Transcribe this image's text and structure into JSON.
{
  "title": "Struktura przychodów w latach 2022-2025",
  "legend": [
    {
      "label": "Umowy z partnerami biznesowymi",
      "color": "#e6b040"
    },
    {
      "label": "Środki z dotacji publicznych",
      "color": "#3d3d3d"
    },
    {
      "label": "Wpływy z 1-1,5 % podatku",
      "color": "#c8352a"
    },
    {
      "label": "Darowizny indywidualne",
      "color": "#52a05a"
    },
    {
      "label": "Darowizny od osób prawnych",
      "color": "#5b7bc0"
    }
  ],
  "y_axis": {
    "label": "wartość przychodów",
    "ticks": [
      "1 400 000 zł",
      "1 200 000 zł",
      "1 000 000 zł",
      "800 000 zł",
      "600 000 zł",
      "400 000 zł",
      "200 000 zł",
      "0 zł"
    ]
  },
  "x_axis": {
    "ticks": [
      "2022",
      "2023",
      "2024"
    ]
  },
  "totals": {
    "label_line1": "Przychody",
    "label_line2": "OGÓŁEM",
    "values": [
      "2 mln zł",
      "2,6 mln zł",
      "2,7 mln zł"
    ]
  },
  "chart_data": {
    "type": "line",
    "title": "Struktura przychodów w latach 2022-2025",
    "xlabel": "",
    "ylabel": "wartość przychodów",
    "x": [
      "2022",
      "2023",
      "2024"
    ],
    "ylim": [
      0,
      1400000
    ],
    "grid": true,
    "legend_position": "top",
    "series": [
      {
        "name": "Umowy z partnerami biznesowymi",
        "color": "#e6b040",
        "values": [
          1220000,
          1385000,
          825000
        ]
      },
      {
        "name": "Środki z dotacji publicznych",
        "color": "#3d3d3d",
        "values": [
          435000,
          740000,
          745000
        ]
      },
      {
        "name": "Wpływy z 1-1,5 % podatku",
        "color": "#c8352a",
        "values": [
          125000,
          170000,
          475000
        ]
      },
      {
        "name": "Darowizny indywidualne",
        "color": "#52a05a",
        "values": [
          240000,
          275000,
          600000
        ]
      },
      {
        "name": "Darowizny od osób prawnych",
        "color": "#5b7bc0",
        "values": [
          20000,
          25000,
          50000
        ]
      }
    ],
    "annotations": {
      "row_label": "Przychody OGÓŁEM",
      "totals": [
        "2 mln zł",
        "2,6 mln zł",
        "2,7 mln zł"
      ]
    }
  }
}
* * * * *
Tell how many lines in the records above contain "Wpływy", giving the number and no other words.

Solution to this problem
2